◆ **Aim**
Reproduce every line of the listing below verbatim, changing nothing.

◆ **Data for the task**
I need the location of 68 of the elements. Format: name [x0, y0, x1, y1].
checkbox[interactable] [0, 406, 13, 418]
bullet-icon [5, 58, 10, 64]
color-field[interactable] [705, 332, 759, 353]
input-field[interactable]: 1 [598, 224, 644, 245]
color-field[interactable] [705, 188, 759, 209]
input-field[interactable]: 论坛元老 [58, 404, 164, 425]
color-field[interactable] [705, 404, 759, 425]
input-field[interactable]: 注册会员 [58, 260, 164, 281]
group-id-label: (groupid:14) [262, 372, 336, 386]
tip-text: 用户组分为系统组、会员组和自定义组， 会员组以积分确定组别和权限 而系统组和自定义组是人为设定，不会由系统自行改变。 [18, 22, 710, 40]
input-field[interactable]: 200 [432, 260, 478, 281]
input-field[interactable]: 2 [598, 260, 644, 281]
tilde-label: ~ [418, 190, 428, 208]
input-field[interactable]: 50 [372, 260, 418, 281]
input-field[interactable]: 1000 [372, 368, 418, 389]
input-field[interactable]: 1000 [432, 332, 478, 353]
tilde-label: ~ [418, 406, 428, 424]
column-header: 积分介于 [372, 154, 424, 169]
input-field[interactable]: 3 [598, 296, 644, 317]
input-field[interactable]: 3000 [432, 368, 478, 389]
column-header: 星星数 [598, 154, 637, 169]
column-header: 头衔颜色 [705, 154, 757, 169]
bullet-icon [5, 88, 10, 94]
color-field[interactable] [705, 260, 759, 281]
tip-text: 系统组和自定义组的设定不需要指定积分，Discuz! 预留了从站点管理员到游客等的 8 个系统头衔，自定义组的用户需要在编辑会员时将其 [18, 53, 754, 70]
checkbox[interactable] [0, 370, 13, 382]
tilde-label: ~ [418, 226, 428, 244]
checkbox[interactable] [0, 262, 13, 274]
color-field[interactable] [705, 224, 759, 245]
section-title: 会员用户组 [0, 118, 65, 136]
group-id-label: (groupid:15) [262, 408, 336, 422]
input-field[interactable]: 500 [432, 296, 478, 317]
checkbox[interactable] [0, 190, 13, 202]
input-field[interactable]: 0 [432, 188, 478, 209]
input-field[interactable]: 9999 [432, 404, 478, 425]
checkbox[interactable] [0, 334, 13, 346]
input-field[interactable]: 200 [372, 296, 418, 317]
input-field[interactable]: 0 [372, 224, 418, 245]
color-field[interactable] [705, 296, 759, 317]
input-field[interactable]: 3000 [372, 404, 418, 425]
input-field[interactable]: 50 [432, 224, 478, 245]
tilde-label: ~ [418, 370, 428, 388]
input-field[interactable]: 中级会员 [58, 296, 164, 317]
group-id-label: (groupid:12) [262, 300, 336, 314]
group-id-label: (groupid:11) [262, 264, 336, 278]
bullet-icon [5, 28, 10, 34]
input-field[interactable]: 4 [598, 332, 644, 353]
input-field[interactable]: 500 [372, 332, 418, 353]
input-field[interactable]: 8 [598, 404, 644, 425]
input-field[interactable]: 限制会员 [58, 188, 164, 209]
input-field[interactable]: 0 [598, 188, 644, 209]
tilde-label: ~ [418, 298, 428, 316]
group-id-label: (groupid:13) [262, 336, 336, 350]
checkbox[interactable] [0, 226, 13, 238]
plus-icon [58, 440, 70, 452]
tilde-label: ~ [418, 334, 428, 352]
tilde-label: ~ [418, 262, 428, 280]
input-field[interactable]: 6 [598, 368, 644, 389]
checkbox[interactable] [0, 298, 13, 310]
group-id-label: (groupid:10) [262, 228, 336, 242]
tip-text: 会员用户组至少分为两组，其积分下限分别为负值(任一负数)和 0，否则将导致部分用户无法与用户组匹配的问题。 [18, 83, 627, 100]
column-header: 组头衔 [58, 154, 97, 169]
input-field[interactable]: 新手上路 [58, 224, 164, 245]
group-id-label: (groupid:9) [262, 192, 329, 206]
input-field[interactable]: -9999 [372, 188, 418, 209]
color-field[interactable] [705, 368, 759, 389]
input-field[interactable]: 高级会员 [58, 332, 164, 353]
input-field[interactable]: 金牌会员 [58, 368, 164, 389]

◆ **Full output**
I need the location of 68 of the elements. Format: name [x0, y0, x1, y1].
checkbox[interactable] [0, 406, 13, 418]
bullet-icon [5, 58, 10, 64]
color-field[interactable] [705, 332, 759, 353]
input-field[interactable]: 1 [598, 224, 644, 245]
color-field[interactable] [705, 188, 759, 209]
input-field[interactable]: 论坛元老 [58, 404, 164, 425]
color-field[interactable] [705, 404, 759, 425]
input-field[interactable]: 注册会员 [58, 260, 164, 281]
group-id-label: (groupid:14) [262, 372, 336, 386]
tip-text: 用户组分为系统组、会员组和自定义组， 会员组以积分确定组别和权限 而系统组和自定义组是人为设定，不会由系统自行改变。 [18, 22, 710, 40]
input-field[interactable]: 200 [432, 260, 478, 281]
input-field[interactable]: 2 [598, 260, 644, 281]
tilde-label: ~ [418, 190, 428, 208]
input-field[interactable]: 50 [372, 260, 418, 281]
input-field[interactable]: 1000 [372, 368, 418, 389]
input-field[interactable]: 1000 [432, 332, 478, 353]
tilde-label: ~ [418, 406, 428, 424]
column-header: 积分介于 [372, 154, 424, 169]
input-field[interactable]: 3 [598, 296, 644, 317]
input-field[interactable]: 3000 [432, 368, 478, 389]
column-header: 星星数 [598, 154, 637, 169]
column-header: 头衔颜色 [705, 154, 757, 169]
bullet-icon [5, 88, 10, 94]
color-field[interactable] [705, 260, 759, 281]
tip-text: 系统组和自定义组的设定不需要指定积分，Discuz! 预留了从站点管理员到游客等的 8 个系统头衔，自定义组的用户需要在编辑会员时将其 [18, 53, 754, 70]
checkbox[interactable] [0, 370, 13, 382]
tilde-label: ~ [418, 226, 428, 244]
checkbox[interactable] [0, 262, 13, 274]
color-field[interactable] [705, 224, 759, 245]
section-title: 会员用户组 [0, 118, 65, 136]
group-id-label: (groupid:15) [262, 408, 336, 422]
input-field[interactable]: 500 [432, 296, 478, 317]
checkbox[interactable] [0, 190, 13, 202]
input-field[interactable]: 0 [432, 188, 478, 209]
input-field[interactable]: 9999 [432, 404, 478, 425]
checkbox[interactable] [0, 334, 13, 346]
input-field[interactable]: 200 [372, 296, 418, 317]
input-field[interactable]: 0 [372, 224, 418, 245]
color-field[interactable] [705, 296, 759, 317]
input-field[interactable]: 3000 [372, 404, 418, 425]
input-field[interactable]: 50 [432, 224, 478, 245]
tilde-label: ~ [418, 370, 428, 388]
input-field[interactable]: 中级会员 [58, 296, 164, 317]
group-id-label: (groupid:12) [262, 300, 336, 314]
group-id-label: (groupid:11) [262, 264, 336, 278]
bullet-icon [5, 28, 10, 34]
input-field[interactable]: 4 [598, 332, 644, 353]
input-field[interactable]: 500 [372, 332, 418, 353]
input-field[interactable]: 8 [598, 404, 644, 425]
input-field[interactable]: 限制会员 [58, 188, 164, 209]
input-field[interactable]: 0 [598, 188, 644, 209]
tilde-label: ~ [418, 298, 428, 316]
group-id-label: (groupid:13) [262, 336, 336, 350]
checkbox[interactable] [0, 226, 13, 238]
plus-icon [58, 440, 70, 452]
tilde-label: ~ [418, 334, 428, 352]
tilde-label: ~ [418, 262, 428, 280]
input-field[interactable]: 6 [598, 368, 644, 389]
checkbox[interactable] [0, 298, 13, 310]
group-id-label: (groupid:10) [262, 228, 336, 242]
tip-text: 会员用户组至少分为两组，其积分下限分别为负值(任一负数)和 0，否则将导致部分用户无法与用户组匹配的问题。 [18, 83, 627, 100]
column-header: 组头衔 [58, 154, 97, 169]
input-field[interactable]: 新手上路 [58, 224, 164, 245]
group-id-label: (groupid:9) [262, 192, 329, 206]
input-field[interactable]: -9999 [372, 188, 418, 209]
color-field[interactable] [705, 368, 759, 389]
input-field[interactable]: 高级会员 [58, 332, 164, 353]
input-field[interactable]: 金牌会员 [58, 368, 164, 389]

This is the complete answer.